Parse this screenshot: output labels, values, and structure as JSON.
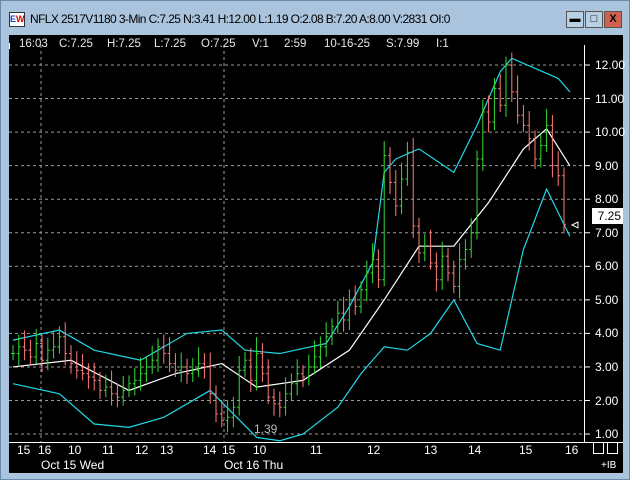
{
  "window": {
    "title": "NFLX 2517V1180 3-Min C:7.25 N:3.41 H:12.00 L:1.19 O:2.08 B:7.20 A:8.00 V:2831 OI:0",
    "icon_text": "EW",
    "minimize": "▬",
    "maximize": "□",
    "close": "X"
  },
  "infobar": [
    "16:03",
    "C:7.25",
    "H:7.25",
    "L:7.25",
    "O:7.25",
    "V:1",
    "2:59",
    "10-16-25",
    "S:7.99",
    "I:1"
  ],
  "colors": {
    "up": "#33dd33",
    "down": "#ff7b7b",
    "band": "#22d8e6",
    "middle": "#ffffff",
    "grid": "#9a9a9a"
  },
  "chart_data": {
    "type": "bar",
    "subtype": "ohlc-with-bollinger-bands",
    "y_axis": {
      "ticks": [
        "12.00",
        "11.00",
        "10.00",
        "9.00",
        "8.00",
        "7.00",
        "6.00",
        "5.00",
        "4.00",
        "3.00",
        "2.00",
        "1.00"
      ],
      "range": [
        0.7,
        12.9
      ]
    },
    "last_price_label": "7.25",
    "low_annotation": "1.39",
    "x_ticks": [
      "15",
      "16",
      "10",
      "11",
      "12",
      "13",
      "14",
      "15",
      "10",
      "11",
      "12",
      "13",
      "14",
      "15",
      "16"
    ],
    "date_labels": [
      "Oct 15 Wed",
      "Oct 16 Thu"
    ],
    "closes": [
      3.4,
      3.6,
      3.5,
      3.3,
      3.7,
      3.2,
      3.5,
      3.6,
      3.9,
      3.4,
      3.1,
      2.9,
      2.8,
      2.7,
      2.6,
      2.3,
      2.4,
      2.2,
      2.1,
      2.3,
      2.5,
      2.6,
      2.8,
      3.0,
      3.2,
      3.6,
      3.4,
      3.1,
      2.9,
      3.0,
      2.8,
      2.9,
      3.1,
      3.0,
      2.2,
      1.6,
      1.4,
      1.5,
      1.8,
      2.9,
      3.2,
      2.6,
      3.4,
      2.8,
      2.1,
      1.9,
      1.8,
      2.2,
      2.5,
      2.8,
      2.7,
      3.0,
      3.3,
      3.6,
      3.9,
      4.2,
      4.6,
      4.4,
      5.0,
      4.8,
      5.3,
      5.8,
      6.2,
      5.6,
      9.3,
      8.5,
      7.8,
      8.6,
      9.4,
      7.2,
      6.4,
      6.6,
      6.1,
      5.6,
      6.3,
      5.8,
      5.4,
      6.2,
      6.5,
      7.0,
      9.2,
      10.6,
      10.3,
      11.3,
      10.8,
      12.0,
      11.2,
      10.5,
      10.2,
      9.8,
      9.2,
      9.6,
      10.2,
      9.0,
      8.7,
      7.25
    ],
    "upper_band": [
      [
        0,
        3.8
      ],
      [
        8,
        4.1
      ],
      [
        14,
        3.5
      ],
      [
        22,
        3.2
      ],
      [
        30,
        4.0
      ],
      [
        36,
        4.1
      ],
      [
        40,
        3.5
      ],
      [
        46,
        3.4
      ],
      [
        54,
        3.7
      ],
      [
        58,
        4.8
      ],
      [
        62,
        6.1
      ],
      [
        64,
        8.8
      ],
      [
        66,
        9.2
      ],
      [
        70,
        9.5
      ],
      [
        76,
        8.8
      ],
      [
        80,
        10.2
      ],
      [
        84,
        11.8
      ],
      [
        86,
        12.2
      ],
      [
        90,
        11.9
      ],
      [
        94,
        11.6
      ],
      [
        96,
        11.2
      ]
    ],
    "middle_band": [
      [
        0,
        3.0
      ],
      [
        10,
        3.2
      ],
      [
        20,
        2.3
      ],
      [
        28,
        2.8
      ],
      [
        36,
        3.1
      ],
      [
        42,
        2.4
      ],
      [
        50,
        2.6
      ],
      [
        58,
        3.5
      ],
      [
        64,
        5.0
      ],
      [
        70,
        6.6
      ],
      [
        76,
        6.6
      ],
      [
        82,
        7.9
      ],
      [
        88,
        9.5
      ],
      [
        92,
        10.1
      ],
      [
        96,
        9.0
      ]
    ],
    "lower_band": [
      [
        0,
        2.5
      ],
      [
        8,
        2.2
      ],
      [
        14,
        1.3
      ],
      [
        20,
        1.2
      ],
      [
        26,
        1.5
      ],
      [
        34,
        2.3
      ],
      [
        38,
        1.6
      ],
      [
        42,
        0.9
      ],
      [
        46,
        0.8
      ],
      [
        50,
        1.0
      ],
      [
        56,
        1.8
      ],
      [
        60,
        2.8
      ],
      [
        64,
        3.6
      ],
      [
        68,
        3.5
      ],
      [
        72,
        4.0
      ],
      [
        76,
        5.0
      ],
      [
        80,
        3.7
      ],
      [
        84,
        3.5
      ],
      [
        88,
        6.5
      ],
      [
        92,
        8.3
      ],
      [
        96,
        6.9
      ]
    ]
  },
  "corner": "+IB"
}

GIVEN PROBLEM = Repeat the listing above exactly, with no pictures.

OUTPUT BELOW =
Parse this screenshot: output labels, values, and structure as JSON.
{
  "window": {
    "title": "NFLX 2517V1180 3-Min C:7.25 N:3.41 H:12.00 L:1.19 O:2.08 B:7.20 A:8.00 V:2831 OI:0",
    "icon_text": "EW",
    "minimize": "▬",
    "maximize": "□",
    "close": "X"
  },
  "infobar": [
    "16:03",
    "C:7.25",
    "H:7.25",
    "L:7.25",
    "O:7.25",
    "V:1",
    "2:59",
    "10-16-25",
    "S:7.99",
    "I:1"
  ],
  "colors": {
    "up": "#33dd33",
    "down": "#ff7b7b",
    "band": "#22d8e6",
    "middle": "#ffffff",
    "grid": "#9a9a9a"
  },
  "chart_data": {
    "type": "bar",
    "subtype": "ohlc-with-bollinger-bands",
    "y_axis": {
      "ticks": [
        "12.00",
        "11.00",
        "10.00",
        "9.00",
        "8.00",
        "7.00",
        "6.00",
        "5.00",
        "4.00",
        "3.00",
        "2.00",
        "1.00"
      ],
      "range": [
        0.7,
        12.9
      ]
    },
    "last_price_label": "7.25",
    "low_annotation": "1.39",
    "x_ticks": [
      "15",
      "16",
      "10",
      "11",
      "12",
      "13",
      "14",
      "15",
      "10",
      "11",
      "12",
      "13",
      "14",
      "15",
      "16"
    ],
    "date_labels": [
      "Oct 15 Wed",
      "Oct 16 Thu"
    ],
    "closes": [
      3.4,
      3.6,
      3.5,
      3.3,
      3.7,
      3.2,
      3.5,
      3.6,
      3.9,
      3.4,
      3.1,
      2.9,
      2.8,
      2.7,
      2.6,
      2.3,
      2.4,
      2.2,
      2.1,
      2.3,
      2.5,
      2.6,
      2.8,
      3.0,
      3.2,
      3.6,
      3.4,
      3.1,
      2.9,
      3.0,
      2.8,
      2.9,
      3.1,
      3.0,
      2.2,
      1.6,
      1.4,
      1.5,
      1.8,
      2.9,
      3.2,
      2.6,
      3.4,
      2.8,
      2.1,
      1.9,
      1.8,
      2.2,
      2.5,
      2.8,
      2.7,
      3.0,
      3.3,
      3.6,
      3.9,
      4.2,
      4.6,
      4.4,
      5.0,
      4.8,
      5.3,
      5.8,
      6.2,
      5.6,
      9.3,
      8.5,
      7.8,
      8.6,
      9.4,
      7.2,
      6.4,
      6.6,
      6.1,
      5.6,
      6.3,
      5.8,
      5.4,
      6.2,
      6.5,
      7.0,
      9.2,
      10.6,
      10.3,
      11.3,
      10.8,
      12.0,
      11.2,
      10.5,
      10.2,
      9.8,
      9.2,
      9.6,
      10.2,
      9.0,
      8.7,
      7.25
    ],
    "upper_band": [
      [
        0,
        3.8
      ],
      [
        8,
        4.1
      ],
      [
        14,
        3.5
      ],
      [
        22,
        3.2
      ],
      [
        30,
        4.0
      ],
      [
        36,
        4.1
      ],
      [
        40,
        3.5
      ],
      [
        46,
        3.4
      ],
      [
        54,
        3.7
      ],
      [
        58,
        4.8
      ],
      [
        62,
        6.1
      ],
      [
        64,
        8.8
      ],
      [
        66,
        9.2
      ],
      [
        70,
        9.5
      ],
      [
        76,
        8.8
      ],
      [
        80,
        10.2
      ],
      [
        84,
        11.8
      ],
      [
        86,
        12.2
      ],
      [
        90,
        11.9
      ],
      [
        94,
        11.6
      ],
      [
        96,
        11.2
      ]
    ],
    "middle_band": [
      [
        0,
        3.0
      ],
      [
        10,
        3.2
      ],
      [
        20,
        2.3
      ],
      [
        28,
        2.8
      ],
      [
        36,
        3.1
      ],
      [
        42,
        2.4
      ],
      [
        50,
        2.6
      ],
      [
        58,
        3.5
      ],
      [
        64,
        5.0
      ],
      [
        70,
        6.6
      ],
      [
        76,
        6.6
      ],
      [
        82,
        7.9
      ],
      [
        88,
        9.5
      ],
      [
        92,
        10.1
      ],
      [
        96,
        9.0
      ]
    ],
    "lower_band": [
      [
        0,
        2.5
      ],
      [
        8,
        2.2
      ],
      [
        14,
        1.3
      ],
      [
        20,
        1.2
      ],
      [
        26,
        1.5
      ],
      [
        34,
        2.3
      ],
      [
        38,
        1.6
      ],
      [
        42,
        0.9
      ],
      [
        46,
        0.8
      ],
      [
        50,
        1.0
      ],
      [
        56,
        1.8
      ],
      [
        60,
        2.8
      ],
      [
        64,
        3.6
      ],
      [
        68,
        3.5
      ],
      [
        72,
        4.0
      ],
      [
        76,
        5.0
      ],
      [
        80,
        3.7
      ],
      [
        84,
        3.5
      ],
      [
        88,
        6.5
      ],
      [
        92,
        8.3
      ],
      [
        96,
        6.9
      ]
    ]
  },
  "corner": "+IB"
}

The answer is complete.